#### [Given task]
Wherever a line holds the string "дорогие", copy that line.

#### [Supplied material]
+ + +

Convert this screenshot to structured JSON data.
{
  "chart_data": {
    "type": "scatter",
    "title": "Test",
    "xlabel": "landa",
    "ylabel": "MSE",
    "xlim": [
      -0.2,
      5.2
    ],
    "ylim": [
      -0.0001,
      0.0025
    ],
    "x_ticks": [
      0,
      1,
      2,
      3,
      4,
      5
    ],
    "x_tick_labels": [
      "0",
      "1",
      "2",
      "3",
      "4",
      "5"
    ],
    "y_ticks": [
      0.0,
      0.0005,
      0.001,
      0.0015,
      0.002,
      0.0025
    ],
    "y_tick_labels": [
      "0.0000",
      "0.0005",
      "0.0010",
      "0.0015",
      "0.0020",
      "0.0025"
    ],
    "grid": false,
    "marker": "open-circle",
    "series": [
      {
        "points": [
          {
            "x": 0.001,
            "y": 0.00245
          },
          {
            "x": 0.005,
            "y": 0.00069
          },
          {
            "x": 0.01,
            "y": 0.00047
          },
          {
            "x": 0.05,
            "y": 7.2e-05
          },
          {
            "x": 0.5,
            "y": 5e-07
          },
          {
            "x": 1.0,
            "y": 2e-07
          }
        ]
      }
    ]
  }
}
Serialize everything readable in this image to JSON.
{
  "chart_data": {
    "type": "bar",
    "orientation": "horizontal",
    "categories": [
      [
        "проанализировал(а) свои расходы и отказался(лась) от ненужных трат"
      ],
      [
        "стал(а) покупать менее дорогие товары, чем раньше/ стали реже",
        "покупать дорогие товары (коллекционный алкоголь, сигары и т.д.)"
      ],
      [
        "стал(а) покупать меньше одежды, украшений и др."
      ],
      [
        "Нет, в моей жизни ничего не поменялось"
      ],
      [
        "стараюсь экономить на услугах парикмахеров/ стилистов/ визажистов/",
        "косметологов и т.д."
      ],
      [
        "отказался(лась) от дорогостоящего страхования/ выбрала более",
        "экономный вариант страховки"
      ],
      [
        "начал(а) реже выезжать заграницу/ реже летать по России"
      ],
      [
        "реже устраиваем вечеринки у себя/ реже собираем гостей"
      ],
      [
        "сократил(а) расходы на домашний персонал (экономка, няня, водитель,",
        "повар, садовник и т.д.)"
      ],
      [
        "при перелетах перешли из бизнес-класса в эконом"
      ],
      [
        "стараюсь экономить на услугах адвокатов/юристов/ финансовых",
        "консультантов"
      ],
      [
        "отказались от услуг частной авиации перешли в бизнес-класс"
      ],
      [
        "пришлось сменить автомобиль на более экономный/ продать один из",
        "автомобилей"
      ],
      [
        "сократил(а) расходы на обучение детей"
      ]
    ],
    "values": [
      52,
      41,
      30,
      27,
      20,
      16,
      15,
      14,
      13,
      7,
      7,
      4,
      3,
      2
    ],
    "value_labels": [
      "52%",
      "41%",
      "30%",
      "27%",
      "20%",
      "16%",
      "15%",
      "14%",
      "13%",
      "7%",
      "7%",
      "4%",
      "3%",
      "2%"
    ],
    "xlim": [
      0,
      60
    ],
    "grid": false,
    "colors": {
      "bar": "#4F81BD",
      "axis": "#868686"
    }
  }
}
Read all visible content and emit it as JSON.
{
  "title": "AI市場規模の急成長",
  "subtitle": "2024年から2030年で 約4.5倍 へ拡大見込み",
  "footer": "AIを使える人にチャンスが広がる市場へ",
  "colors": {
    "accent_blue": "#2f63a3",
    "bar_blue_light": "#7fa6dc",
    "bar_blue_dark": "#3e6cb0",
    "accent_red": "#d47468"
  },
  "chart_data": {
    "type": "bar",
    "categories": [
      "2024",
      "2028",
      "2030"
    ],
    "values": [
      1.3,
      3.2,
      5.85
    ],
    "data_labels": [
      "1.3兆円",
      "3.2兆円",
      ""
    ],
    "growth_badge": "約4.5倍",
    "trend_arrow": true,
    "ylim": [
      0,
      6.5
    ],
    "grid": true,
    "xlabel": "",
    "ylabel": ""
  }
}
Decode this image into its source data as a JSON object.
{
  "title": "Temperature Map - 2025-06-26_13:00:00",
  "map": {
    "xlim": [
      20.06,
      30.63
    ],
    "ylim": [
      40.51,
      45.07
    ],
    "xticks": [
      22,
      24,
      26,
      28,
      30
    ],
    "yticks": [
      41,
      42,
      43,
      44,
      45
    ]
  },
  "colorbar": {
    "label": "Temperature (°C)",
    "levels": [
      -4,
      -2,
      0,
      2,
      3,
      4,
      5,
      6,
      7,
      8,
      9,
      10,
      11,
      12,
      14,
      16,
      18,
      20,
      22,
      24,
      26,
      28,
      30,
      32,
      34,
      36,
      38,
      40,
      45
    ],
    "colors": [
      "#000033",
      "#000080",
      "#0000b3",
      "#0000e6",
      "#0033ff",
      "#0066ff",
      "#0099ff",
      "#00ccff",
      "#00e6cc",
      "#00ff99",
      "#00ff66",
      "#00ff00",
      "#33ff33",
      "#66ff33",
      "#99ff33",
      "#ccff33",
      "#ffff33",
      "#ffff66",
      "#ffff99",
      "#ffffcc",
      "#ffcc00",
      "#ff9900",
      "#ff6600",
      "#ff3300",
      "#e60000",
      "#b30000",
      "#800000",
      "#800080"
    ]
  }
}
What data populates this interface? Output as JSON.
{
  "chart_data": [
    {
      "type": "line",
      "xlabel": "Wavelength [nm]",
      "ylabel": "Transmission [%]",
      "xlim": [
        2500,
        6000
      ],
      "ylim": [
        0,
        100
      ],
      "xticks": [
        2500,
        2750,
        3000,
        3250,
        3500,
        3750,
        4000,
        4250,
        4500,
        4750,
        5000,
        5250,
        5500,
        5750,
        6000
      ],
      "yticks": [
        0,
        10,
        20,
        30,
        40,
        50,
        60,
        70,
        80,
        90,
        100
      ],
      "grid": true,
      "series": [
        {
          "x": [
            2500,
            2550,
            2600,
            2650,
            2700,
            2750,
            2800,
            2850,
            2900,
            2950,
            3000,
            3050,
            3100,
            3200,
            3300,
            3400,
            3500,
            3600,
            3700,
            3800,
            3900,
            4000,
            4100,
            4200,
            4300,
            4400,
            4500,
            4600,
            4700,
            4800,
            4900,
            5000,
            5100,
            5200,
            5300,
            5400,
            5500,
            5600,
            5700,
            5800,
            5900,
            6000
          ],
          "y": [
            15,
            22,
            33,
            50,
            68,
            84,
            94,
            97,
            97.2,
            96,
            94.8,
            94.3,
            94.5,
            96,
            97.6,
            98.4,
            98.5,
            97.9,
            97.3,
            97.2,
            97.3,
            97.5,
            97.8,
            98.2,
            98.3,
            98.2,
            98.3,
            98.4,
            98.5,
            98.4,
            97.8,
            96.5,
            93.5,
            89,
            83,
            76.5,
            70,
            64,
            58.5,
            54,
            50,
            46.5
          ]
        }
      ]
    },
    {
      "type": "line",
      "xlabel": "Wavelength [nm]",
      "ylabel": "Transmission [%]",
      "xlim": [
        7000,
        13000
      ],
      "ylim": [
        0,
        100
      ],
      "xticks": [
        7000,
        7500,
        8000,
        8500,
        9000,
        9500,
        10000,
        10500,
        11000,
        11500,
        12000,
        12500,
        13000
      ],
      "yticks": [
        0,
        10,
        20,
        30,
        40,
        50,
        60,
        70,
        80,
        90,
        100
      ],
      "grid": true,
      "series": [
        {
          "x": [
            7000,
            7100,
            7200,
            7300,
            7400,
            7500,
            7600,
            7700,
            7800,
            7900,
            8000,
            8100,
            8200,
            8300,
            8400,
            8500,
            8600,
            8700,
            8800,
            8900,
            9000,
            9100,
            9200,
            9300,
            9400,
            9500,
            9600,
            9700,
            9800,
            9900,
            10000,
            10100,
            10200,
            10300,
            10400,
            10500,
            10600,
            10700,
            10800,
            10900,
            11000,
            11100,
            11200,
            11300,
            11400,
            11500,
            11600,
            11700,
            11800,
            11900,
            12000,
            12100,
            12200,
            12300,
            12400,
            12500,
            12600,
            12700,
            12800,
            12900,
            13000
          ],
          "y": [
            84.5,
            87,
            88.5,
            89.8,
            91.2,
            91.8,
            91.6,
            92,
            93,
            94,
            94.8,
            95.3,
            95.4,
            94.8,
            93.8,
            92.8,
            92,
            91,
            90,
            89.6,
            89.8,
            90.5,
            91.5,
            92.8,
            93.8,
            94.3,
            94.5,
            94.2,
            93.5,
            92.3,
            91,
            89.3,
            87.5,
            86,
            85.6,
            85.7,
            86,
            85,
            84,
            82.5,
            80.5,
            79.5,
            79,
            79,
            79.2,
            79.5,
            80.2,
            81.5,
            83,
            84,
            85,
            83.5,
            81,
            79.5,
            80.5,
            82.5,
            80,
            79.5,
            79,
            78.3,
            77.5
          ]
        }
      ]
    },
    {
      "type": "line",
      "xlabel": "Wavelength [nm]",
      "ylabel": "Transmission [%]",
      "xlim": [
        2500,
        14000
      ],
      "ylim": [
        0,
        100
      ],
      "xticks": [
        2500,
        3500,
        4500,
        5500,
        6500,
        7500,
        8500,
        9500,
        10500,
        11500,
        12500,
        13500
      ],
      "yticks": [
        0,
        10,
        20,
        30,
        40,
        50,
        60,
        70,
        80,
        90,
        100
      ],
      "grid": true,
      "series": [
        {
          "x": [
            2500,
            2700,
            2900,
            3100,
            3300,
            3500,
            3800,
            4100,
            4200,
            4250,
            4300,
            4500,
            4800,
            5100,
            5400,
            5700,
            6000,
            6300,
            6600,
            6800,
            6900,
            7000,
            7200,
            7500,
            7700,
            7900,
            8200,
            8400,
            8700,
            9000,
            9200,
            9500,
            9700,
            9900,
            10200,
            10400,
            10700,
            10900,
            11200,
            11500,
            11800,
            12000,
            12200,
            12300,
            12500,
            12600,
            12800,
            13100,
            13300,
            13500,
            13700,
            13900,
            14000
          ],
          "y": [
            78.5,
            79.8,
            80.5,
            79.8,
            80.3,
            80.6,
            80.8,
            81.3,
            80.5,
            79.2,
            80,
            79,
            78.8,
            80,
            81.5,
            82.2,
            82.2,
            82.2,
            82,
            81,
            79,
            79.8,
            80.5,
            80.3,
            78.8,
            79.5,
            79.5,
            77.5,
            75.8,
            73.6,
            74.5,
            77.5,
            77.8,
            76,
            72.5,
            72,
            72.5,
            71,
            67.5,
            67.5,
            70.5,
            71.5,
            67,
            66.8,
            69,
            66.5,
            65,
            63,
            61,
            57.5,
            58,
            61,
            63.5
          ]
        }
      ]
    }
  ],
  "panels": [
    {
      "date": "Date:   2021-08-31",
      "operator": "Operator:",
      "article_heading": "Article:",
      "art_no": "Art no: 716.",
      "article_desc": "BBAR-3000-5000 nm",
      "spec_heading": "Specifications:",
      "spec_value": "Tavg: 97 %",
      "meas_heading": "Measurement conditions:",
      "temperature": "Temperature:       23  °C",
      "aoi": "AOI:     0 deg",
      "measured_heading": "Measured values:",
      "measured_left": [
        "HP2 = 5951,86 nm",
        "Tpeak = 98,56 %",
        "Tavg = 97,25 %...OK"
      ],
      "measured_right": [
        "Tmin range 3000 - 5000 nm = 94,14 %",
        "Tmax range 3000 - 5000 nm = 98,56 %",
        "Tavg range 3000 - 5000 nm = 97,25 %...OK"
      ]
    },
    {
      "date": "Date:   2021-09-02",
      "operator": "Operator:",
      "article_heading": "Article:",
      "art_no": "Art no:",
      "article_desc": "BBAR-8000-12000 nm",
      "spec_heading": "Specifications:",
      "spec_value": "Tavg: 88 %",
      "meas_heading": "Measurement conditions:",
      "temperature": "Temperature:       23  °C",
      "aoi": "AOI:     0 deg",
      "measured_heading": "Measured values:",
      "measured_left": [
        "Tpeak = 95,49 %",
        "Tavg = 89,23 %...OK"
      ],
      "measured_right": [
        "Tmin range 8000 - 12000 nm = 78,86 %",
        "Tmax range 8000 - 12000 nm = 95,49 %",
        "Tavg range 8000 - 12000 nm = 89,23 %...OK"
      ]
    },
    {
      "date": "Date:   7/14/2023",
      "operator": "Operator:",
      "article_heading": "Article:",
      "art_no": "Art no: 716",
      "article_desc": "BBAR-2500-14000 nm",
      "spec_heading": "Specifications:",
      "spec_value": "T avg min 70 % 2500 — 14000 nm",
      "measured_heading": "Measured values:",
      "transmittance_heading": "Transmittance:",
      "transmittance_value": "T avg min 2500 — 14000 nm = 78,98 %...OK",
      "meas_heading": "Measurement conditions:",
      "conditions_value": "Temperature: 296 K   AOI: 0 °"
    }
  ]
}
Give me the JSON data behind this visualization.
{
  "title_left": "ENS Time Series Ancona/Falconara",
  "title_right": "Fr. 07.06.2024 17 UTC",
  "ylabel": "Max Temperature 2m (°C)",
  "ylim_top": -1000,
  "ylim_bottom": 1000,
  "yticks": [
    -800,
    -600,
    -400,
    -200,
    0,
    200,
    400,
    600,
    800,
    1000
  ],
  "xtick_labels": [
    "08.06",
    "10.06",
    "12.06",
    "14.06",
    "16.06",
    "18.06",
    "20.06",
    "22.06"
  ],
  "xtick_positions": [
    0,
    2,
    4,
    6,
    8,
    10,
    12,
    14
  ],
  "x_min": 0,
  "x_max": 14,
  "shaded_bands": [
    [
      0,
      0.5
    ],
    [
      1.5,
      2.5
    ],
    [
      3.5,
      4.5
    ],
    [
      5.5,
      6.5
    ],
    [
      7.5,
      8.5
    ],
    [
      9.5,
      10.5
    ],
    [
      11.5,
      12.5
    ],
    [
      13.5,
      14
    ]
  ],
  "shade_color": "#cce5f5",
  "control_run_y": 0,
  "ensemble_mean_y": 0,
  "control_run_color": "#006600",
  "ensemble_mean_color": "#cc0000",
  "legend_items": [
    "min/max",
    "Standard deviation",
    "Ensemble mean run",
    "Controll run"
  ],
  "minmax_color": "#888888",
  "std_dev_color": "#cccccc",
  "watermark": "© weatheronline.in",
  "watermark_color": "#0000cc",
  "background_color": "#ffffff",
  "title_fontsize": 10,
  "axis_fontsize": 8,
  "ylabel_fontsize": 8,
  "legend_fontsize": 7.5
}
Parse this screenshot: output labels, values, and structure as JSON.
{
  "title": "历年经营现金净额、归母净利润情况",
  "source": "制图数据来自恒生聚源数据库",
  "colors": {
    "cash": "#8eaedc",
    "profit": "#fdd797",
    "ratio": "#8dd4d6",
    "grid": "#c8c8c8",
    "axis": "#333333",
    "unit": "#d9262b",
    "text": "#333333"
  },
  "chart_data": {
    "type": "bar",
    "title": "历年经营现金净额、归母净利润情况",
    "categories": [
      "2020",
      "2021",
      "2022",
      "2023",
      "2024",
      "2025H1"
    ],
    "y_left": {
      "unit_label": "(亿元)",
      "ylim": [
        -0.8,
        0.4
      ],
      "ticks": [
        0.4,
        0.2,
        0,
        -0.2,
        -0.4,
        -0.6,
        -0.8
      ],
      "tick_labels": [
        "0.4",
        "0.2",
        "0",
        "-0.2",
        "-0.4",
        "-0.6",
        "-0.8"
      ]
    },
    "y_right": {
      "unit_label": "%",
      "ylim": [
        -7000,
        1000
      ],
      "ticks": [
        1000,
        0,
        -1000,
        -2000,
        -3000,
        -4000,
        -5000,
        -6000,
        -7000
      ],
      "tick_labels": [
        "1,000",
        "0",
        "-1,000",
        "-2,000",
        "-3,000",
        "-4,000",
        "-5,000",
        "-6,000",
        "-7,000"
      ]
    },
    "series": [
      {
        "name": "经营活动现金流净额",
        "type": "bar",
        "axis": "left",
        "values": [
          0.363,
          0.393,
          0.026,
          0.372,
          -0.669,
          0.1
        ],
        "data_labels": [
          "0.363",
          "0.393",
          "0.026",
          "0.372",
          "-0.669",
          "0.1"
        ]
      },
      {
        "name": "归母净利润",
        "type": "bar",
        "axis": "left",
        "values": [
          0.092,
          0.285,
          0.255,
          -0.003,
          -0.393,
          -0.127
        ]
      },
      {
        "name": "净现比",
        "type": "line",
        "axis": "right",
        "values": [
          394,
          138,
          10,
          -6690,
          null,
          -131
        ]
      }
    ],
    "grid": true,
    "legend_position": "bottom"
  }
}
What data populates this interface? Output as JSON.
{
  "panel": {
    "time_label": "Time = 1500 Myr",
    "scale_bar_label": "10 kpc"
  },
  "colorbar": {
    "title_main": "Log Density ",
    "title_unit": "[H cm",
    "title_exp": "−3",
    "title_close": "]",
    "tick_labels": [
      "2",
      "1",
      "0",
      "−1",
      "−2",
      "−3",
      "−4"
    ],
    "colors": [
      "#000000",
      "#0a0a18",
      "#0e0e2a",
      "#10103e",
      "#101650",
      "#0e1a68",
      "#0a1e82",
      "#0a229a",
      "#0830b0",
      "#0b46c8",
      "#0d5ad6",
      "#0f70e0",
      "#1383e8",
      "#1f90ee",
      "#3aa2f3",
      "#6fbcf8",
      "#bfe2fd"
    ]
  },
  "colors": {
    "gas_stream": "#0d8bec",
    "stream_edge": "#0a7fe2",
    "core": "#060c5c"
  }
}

+ + +

#### [The reply]
        "стал(а) покупать менее дорогие товары, чем раньше/ стали реже",
        "покупать дорогие товары (коллекционный алкоголь, сигары и т.д.)"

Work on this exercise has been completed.